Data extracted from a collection
──────
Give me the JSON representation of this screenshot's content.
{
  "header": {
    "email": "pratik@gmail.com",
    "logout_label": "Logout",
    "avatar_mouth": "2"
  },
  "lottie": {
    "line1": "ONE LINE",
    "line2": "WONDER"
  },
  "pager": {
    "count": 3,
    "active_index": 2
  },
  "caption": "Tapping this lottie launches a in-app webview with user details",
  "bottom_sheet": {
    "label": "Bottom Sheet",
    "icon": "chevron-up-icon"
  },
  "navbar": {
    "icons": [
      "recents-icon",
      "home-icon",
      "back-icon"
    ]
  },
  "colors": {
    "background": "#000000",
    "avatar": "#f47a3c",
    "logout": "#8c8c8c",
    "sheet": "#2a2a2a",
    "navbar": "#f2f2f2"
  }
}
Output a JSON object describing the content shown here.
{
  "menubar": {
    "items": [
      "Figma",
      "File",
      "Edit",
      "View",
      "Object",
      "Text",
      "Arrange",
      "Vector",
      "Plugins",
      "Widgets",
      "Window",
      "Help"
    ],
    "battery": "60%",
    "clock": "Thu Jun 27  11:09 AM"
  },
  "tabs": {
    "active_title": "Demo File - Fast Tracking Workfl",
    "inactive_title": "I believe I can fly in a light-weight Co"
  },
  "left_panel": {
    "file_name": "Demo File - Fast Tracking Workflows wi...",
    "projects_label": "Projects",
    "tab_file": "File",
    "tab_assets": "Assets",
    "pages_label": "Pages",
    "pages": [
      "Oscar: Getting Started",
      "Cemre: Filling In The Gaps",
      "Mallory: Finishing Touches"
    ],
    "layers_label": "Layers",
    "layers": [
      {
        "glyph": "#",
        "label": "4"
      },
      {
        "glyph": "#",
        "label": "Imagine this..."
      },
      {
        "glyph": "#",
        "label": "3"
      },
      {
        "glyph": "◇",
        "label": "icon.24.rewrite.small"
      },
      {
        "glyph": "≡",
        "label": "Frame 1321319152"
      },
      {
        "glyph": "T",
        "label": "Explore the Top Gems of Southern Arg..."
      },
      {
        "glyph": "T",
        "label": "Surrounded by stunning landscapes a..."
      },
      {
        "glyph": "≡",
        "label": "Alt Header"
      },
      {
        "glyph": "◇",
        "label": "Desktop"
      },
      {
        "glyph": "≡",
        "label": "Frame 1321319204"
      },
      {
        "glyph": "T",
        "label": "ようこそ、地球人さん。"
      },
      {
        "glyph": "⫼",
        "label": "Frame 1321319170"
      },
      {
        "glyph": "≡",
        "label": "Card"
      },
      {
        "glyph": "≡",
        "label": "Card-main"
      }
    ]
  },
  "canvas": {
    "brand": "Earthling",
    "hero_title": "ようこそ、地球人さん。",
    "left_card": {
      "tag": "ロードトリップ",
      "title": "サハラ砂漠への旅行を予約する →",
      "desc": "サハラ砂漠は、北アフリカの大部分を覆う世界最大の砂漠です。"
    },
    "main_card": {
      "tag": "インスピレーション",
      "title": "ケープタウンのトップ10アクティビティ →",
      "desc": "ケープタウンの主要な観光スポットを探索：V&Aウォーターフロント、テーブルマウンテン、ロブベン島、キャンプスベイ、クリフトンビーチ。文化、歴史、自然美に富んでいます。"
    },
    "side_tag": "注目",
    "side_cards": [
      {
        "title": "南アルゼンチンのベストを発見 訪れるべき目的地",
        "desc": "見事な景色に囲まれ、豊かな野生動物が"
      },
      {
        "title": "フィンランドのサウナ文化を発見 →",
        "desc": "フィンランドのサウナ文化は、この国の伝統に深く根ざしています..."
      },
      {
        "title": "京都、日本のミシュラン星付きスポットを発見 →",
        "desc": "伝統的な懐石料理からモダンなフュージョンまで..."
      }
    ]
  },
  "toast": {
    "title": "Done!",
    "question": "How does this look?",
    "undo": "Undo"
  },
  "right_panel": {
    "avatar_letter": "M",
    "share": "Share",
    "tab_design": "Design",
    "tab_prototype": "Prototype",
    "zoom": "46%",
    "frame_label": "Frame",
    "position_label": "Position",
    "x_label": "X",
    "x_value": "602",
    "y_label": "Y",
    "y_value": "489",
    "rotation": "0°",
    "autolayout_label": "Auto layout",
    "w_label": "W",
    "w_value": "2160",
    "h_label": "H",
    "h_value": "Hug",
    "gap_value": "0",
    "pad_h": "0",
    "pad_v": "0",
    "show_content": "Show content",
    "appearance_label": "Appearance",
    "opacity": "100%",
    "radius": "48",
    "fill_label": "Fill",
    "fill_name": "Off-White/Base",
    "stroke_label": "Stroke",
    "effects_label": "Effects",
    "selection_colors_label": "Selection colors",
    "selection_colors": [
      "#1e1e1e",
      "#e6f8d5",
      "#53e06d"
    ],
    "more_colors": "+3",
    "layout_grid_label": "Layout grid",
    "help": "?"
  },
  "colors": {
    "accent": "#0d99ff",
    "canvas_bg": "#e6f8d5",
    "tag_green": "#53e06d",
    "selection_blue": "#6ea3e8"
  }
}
──────
# Task details
Look through the lines above and collect those with the word "JSON".

# Solution for this exercise
Give me the JSON representation of this screenshot's content.
Output a JSON object describing the content shown here.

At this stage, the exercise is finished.